■ What is expected: Pull out all lines from the listing below in which the word "true" appears.
[START OF Data listing]
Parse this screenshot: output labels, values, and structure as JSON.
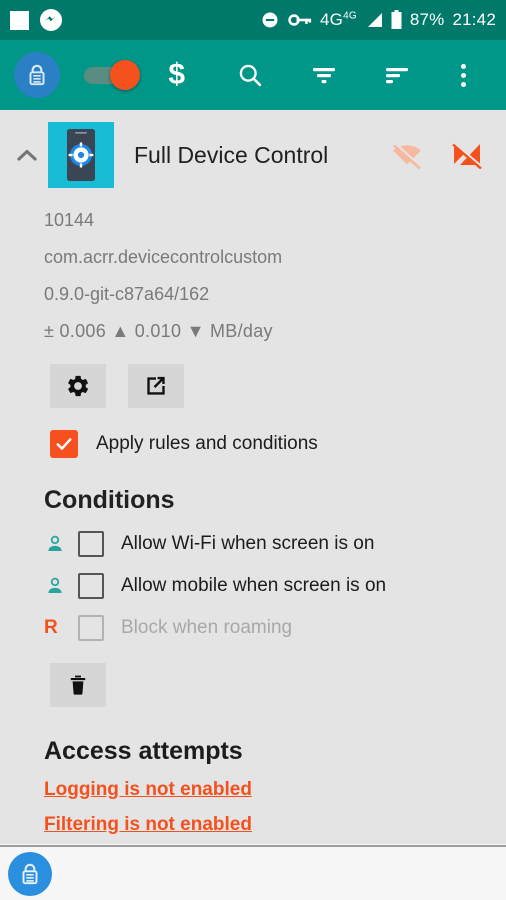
{
  "statusbar": {
    "icons_left": [
      "white-square-icon",
      "messenger-icon"
    ],
    "icons_right": [
      "do-not-disturb-icon",
      "vpn-key-icon",
      "signal-4g-icon",
      "battery-icon"
    ],
    "network_label": "4G",
    "network_sup": "4G",
    "battery": "87%",
    "clock": "21:42"
  },
  "toolbar": {
    "app_badge_icon": "lock-badge-icon",
    "toggle_state": "on",
    "toggle_name": "master-toggle",
    "dollar_label": "$",
    "icons": [
      "dollar-icon",
      "search-icon",
      "filter-icon",
      "sort-icon",
      "overflow-menu-icon"
    ]
  },
  "app": {
    "collapse_icon": "chevron-up-icon",
    "icon_name": "app-icon-device-control",
    "title": "Full Device Control",
    "wifi_status_icon": "wifi-off-icon",
    "mobile_status_icon": "mobile-data-off-icon"
  },
  "details": {
    "uid": "10144",
    "package": "com.acrr.devicecontrolcustom",
    "version": "0.9.0-git-c87a64/162",
    "usage": "± 0.006 ▲ 0.010 ▼ MB/day"
  },
  "actions": {
    "settings_icon": "gear-icon",
    "launch_icon": "open-external-icon",
    "clear_icon": "trash-icon"
  },
  "apply": {
    "label": "Apply rules and conditions",
    "checked": true
  },
  "conditions": {
    "heading": "Conditions",
    "items": [
      {
        "marker": "person-icon",
        "label": "Allow Wi-Fi when screen is on",
        "checked": false,
        "disabled": false
      },
      {
        "marker": "person-icon",
        "label": "Allow mobile when screen is on",
        "checked": false,
        "disabled": false
      },
      {
        "marker": "R",
        "label": "Block when roaming",
        "checked": false,
        "disabled": true
      }
    ]
  },
  "access": {
    "heading": "Access attempts",
    "warnings": [
      "Logging is not enabled",
      "Filtering is not enabled"
    ]
  },
  "bottombar": {
    "icon": "lock-app-icon"
  },
  "colors": {
    "statusbar": "#00796b",
    "toolbar": "#009688",
    "accent_orange": "#f4511e",
    "app_icon_bg": "#18bcd4",
    "teal_marker": "#26a69a",
    "content_bg": "#e4e4e4"
  }
}
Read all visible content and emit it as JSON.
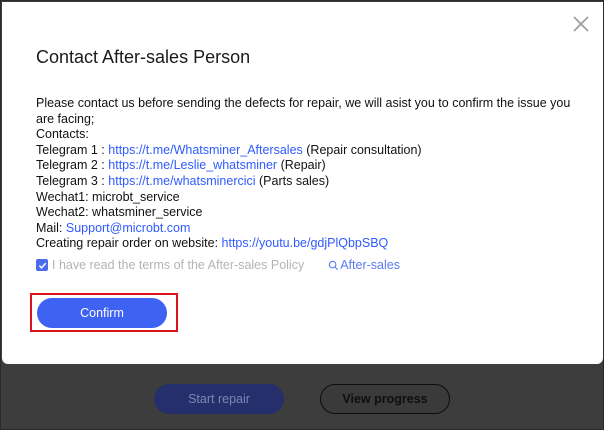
{
  "modal": {
    "title": "Contact After-sales Person",
    "intro_line1": "Please contact us before sending the defects for repair, we will asist you to confirm the issue you",
    "intro_line2": "are facing;",
    "contacts_label": "Contacts:",
    "telegram1": {
      "label": "Telegram 1 : ",
      "link": "https://t.me/Whatsminer_Aftersales",
      "note": " (Repair consultation)"
    },
    "telegram2": {
      "label": "Telegram 2 : ",
      "link": "https://t.me/Leslie_whatsminer",
      "note": " (Repair)"
    },
    "telegram3": {
      "label": "Telegram 3 : ",
      "link": "https://t.me/whatsminercici",
      "note": " (Parts sales)"
    },
    "wechat1": "Wechat1: microbt_service",
    "wechat2": "Wechat2: whatsminer_service",
    "mail": {
      "label": "Mail: ",
      "link": "Support@microbt.com"
    },
    "repair_order": {
      "label": "Creating repair order on website: ",
      "link": "https://youtu.be/gdjPlQbpSBQ"
    },
    "agree_text": "I have read the terms of the After-sales Policy",
    "policy_link": "After-sales",
    "confirm_label": "Confirm"
  },
  "background": {
    "start_repair_label": "Start repair",
    "view_progress_label": "View progress"
  },
  "colors": {
    "accent": "#3e62f2",
    "link": "#2f5bff",
    "highlight": "#d9141b",
    "overlay": "#3d3d3d"
  },
  "icons": {
    "close": "close-icon",
    "checkbox": "checkmark-icon",
    "search": "search-icon"
  },
  "state": {
    "agree_checked": true
  }
}
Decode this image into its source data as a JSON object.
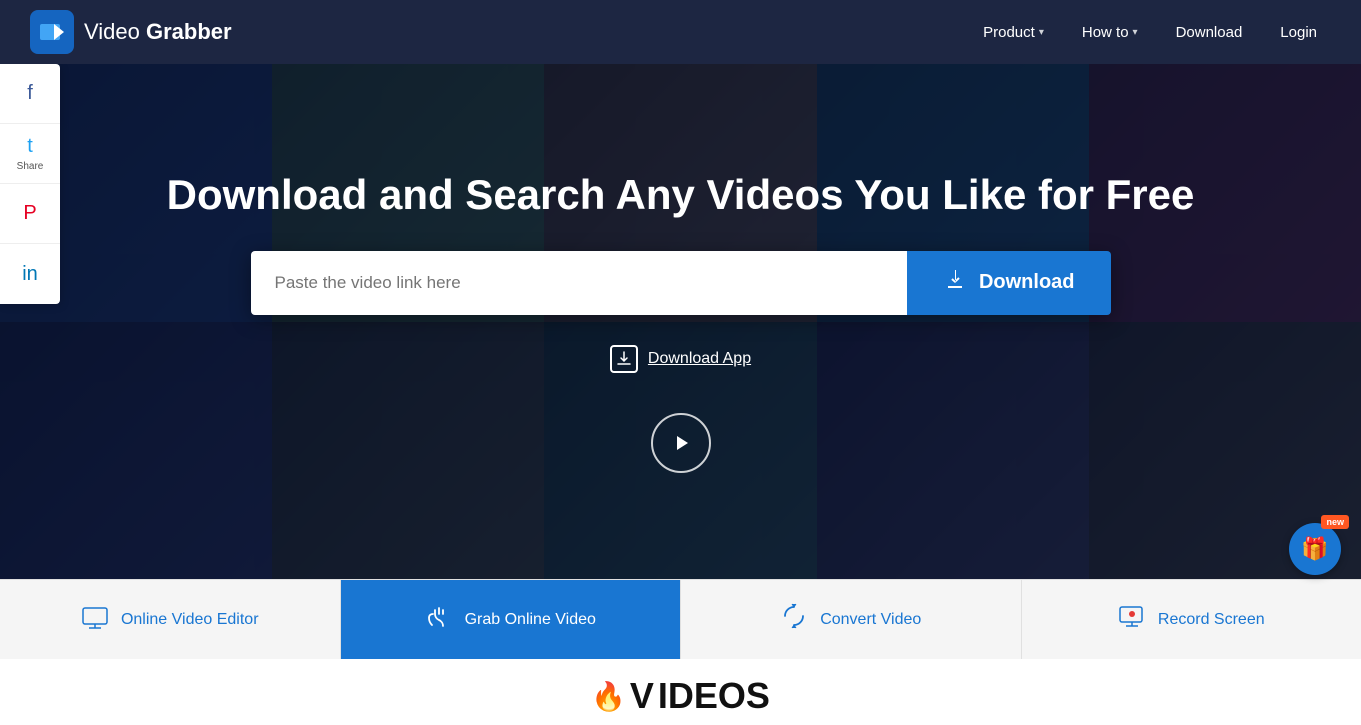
{
  "brand": {
    "name_part1": "Video ",
    "name_part2": "Grabber",
    "logo_emoji": "▶"
  },
  "navbar": {
    "product_label": "Product",
    "howto_label": "How to",
    "download_label": "Download",
    "login_label": "Login"
  },
  "hero": {
    "title": "Download and Search Any Videos You Like for Free",
    "search_placeholder": "Paste the video link here",
    "download_btn_label": "Download",
    "download_app_label": "Download App"
  },
  "social": {
    "share_label": "Share",
    "facebook_icon": "f",
    "twitter_icon": "t",
    "pinterest_icon": "p",
    "linkedin_icon": "in"
  },
  "tabs": [
    {
      "id": "video-editor",
      "label": "Online Video Editor",
      "icon": "🖥"
    },
    {
      "id": "grab-online",
      "label": "Grab Online Video",
      "icon": "✋",
      "active": true
    },
    {
      "id": "convert-video",
      "label": "Convert Video",
      "icon": "🔄"
    },
    {
      "id": "record-screen",
      "label": "Record Screen",
      "icon": "📺"
    }
  ],
  "gift": {
    "icon": "🎁",
    "new_label": "new"
  },
  "videos_section": {
    "label_v": "V",
    "label_rest": "IDEOS"
  }
}
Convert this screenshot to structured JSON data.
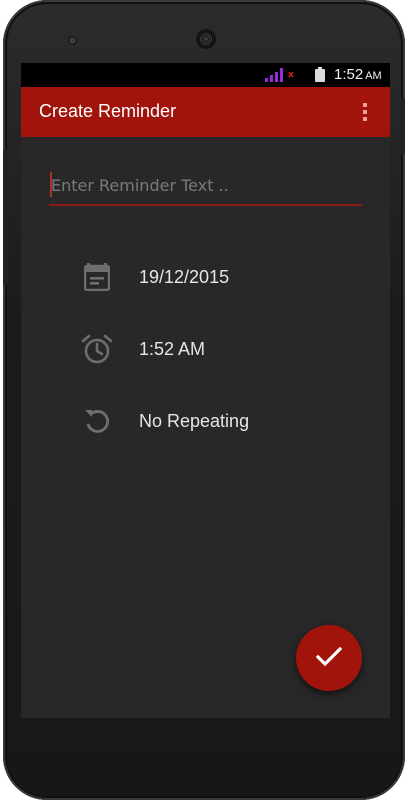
{
  "status_bar": {
    "time": "1:52",
    "ampm": "AM",
    "no_data_mark": "x"
  },
  "app_bar": {
    "title": "Create Reminder",
    "color": "#a0140c"
  },
  "reminder_input": {
    "value": "",
    "placeholder": "Enter Reminder Text .."
  },
  "options": {
    "date": {
      "icon": "calendar-icon",
      "label": "19/12/2015"
    },
    "time": {
      "icon": "alarm-clock-icon",
      "label": "1:52 AM"
    },
    "repeat": {
      "icon": "repeat-icon",
      "label": "No Repeating"
    }
  },
  "fab": {
    "icon": "check-icon"
  },
  "colors": {
    "accent": "#a0140c",
    "background": "#282828",
    "icon": "#6e6e6e",
    "signal": "#9b2bd8"
  }
}
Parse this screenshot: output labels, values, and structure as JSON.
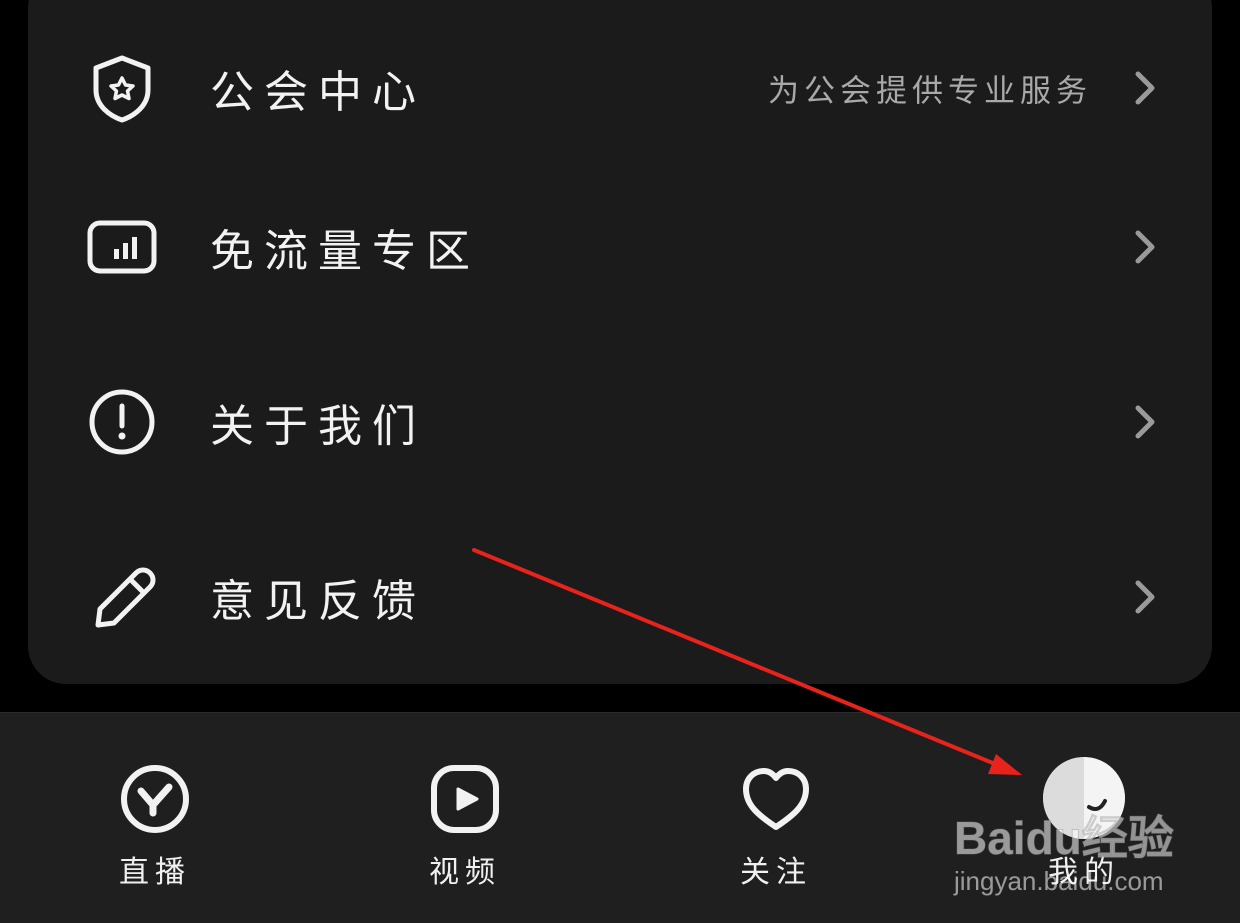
{
  "menu": {
    "items": [
      {
        "label": "公会中心",
        "subtitle": "为公会提供专业服务",
        "icon": "shield-star-icon"
      },
      {
        "label": "免流量专区",
        "subtitle": "",
        "icon": "signal-bars-icon"
      },
      {
        "label": "关于我们",
        "subtitle": "",
        "icon": "info-exclamation-icon"
      },
      {
        "label": "意见反馈",
        "subtitle": "",
        "icon": "pencil-icon"
      }
    ]
  },
  "tabbar": {
    "tabs": [
      {
        "label": "直播",
        "icon": "live-y-icon"
      },
      {
        "label": "视频",
        "icon": "video-play-icon"
      },
      {
        "label": "关注",
        "icon": "heart-icon"
      },
      {
        "label": "我的",
        "icon": "avatar-icon"
      }
    ]
  },
  "watermark": {
    "brand": "Baidu经验",
    "url": "jingyan.baidu.com"
  },
  "colors": {
    "background": "#000000",
    "card": "#1b1b1b",
    "tabbar": "#1f1f1f",
    "text": "#f2f2f2",
    "subtext": "#a9a9a9",
    "annotation_arrow": "#e8231b"
  }
}
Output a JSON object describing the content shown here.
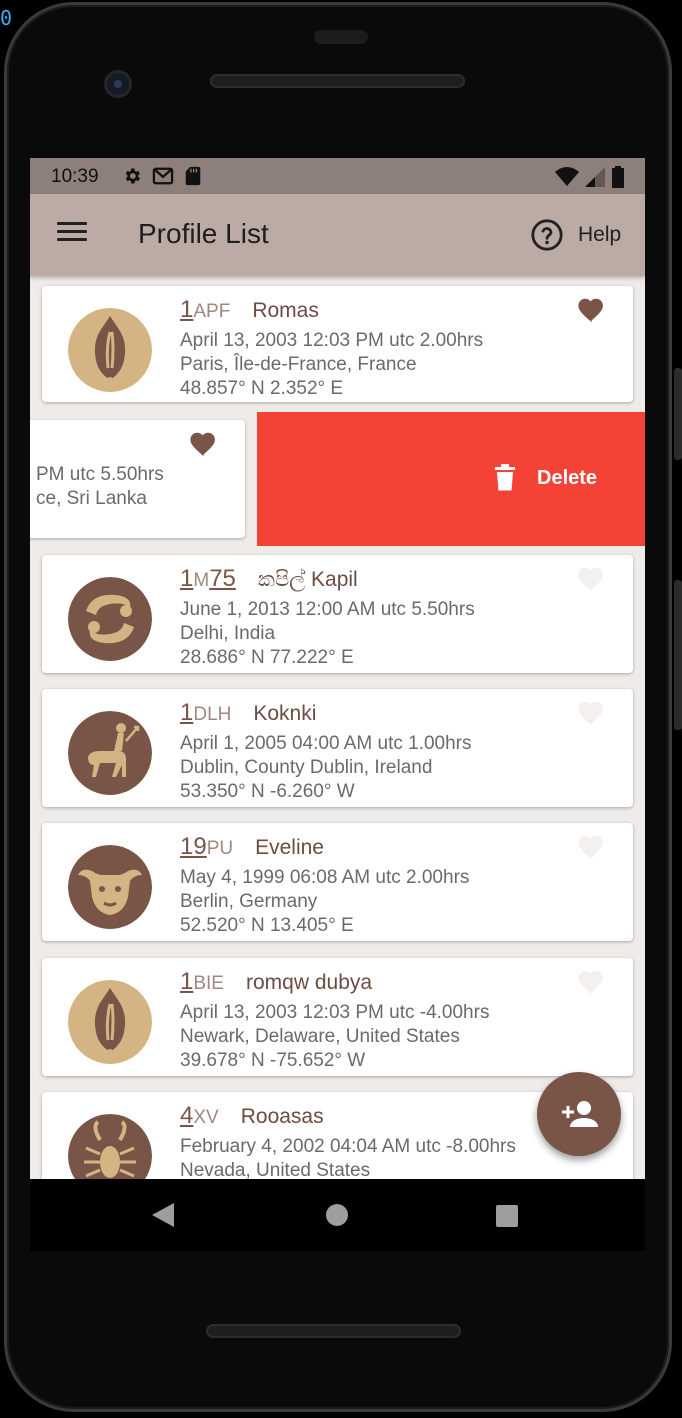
{
  "status_bar": {
    "time": "10:39"
  },
  "app_bar": {
    "title": "Profile List",
    "help_label": "Help"
  },
  "delete_action": {
    "label": "Delete"
  },
  "swiped_profile": {
    "detail_1": " PM utc 5.50hrs",
    "detail_2": "ce, Sri Lanka"
  },
  "profiles": [
    {
      "code_num": "1",
      "code_suffix": "APF",
      "name": "Romas",
      "datetime": "April 13, 2003 12:03 PM utc 2.00hrs",
      "place": "Paris, Île-de-France, France",
      "coords": "48.857° N 2.352° E",
      "favorite": true,
      "sign_icon": "gemini-sign-icon"
    },
    {
      "code_num": "1",
      "code_mid": "M",
      "code_num2": "75",
      "name": "කපිල් Kapil",
      "datetime": "June 1, 2013 12:00 AM utc 5.50hrs",
      "place": "Delhi, India",
      "coords": "28.686° N 77.222° E",
      "favorite": false,
      "sign_icon": "cancer-sign-icon"
    },
    {
      "code_num": "1",
      "code_suffix": "DLH",
      "name": "Koknki",
      "datetime": "April 1, 2005 04:00 AM utc 1.00hrs",
      "place": "Dublin, County Dublin, Ireland",
      "coords": "53.350° N -6.260° W",
      "favorite": false,
      "sign_icon": "sagittarius-sign-icon"
    },
    {
      "code_num": "19",
      "code_suffix": "PU",
      "name": "Eveline",
      "datetime": "May 4, 1999 06:08 AM utc 2.00hrs",
      "place": "Berlin, Germany",
      "coords": "52.520° N 13.405° E",
      "favorite": false,
      "sign_icon": "taurus-sign-icon"
    },
    {
      "code_num": "1",
      "code_suffix": "BIE",
      "name": "romqw dubya",
      "datetime": "April 13, 2003 12:03 PM utc -4.00hrs",
      "place": "Newark, Delaware, United States",
      "coords": "39.678° N -75.652° W",
      "favorite": false,
      "sign_icon": "gemini-sign-icon"
    },
    {
      "code_num": "4",
      "code_suffix": "XV",
      "name": "Rooasas",
      "datetime": "February 4, 2002 04:04 AM utc -8.00hrs",
      "place": "Nevada, United States",
      "coords": "",
      "favorite": false,
      "sign_icon": "scorpio-sign-icon"
    }
  ],
  "colors": {
    "primary": "#795548",
    "app_bar": "#bcaaa4",
    "delete": "#f44336",
    "avatar_light": "#d4b483",
    "avatar_dark": "#795548"
  }
}
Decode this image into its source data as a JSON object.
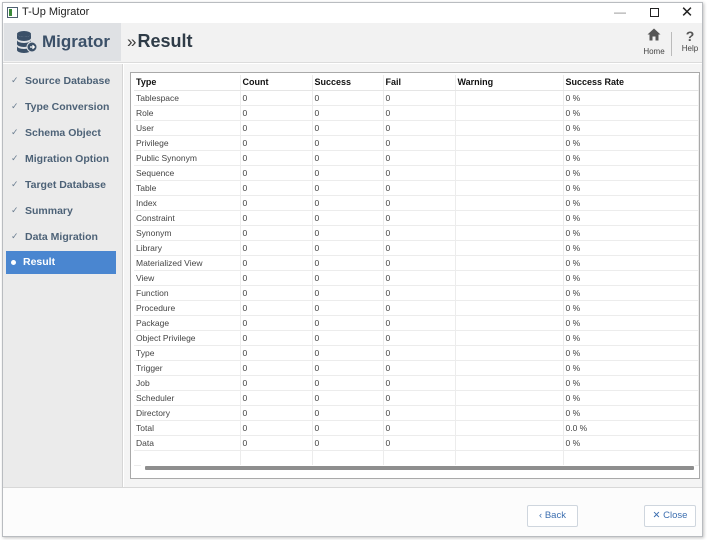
[END OF Data listing]
■ Task solution:
    "checked": true
        "disabled": true
    "agree_checked": true
      "active": true
      "favorite": true,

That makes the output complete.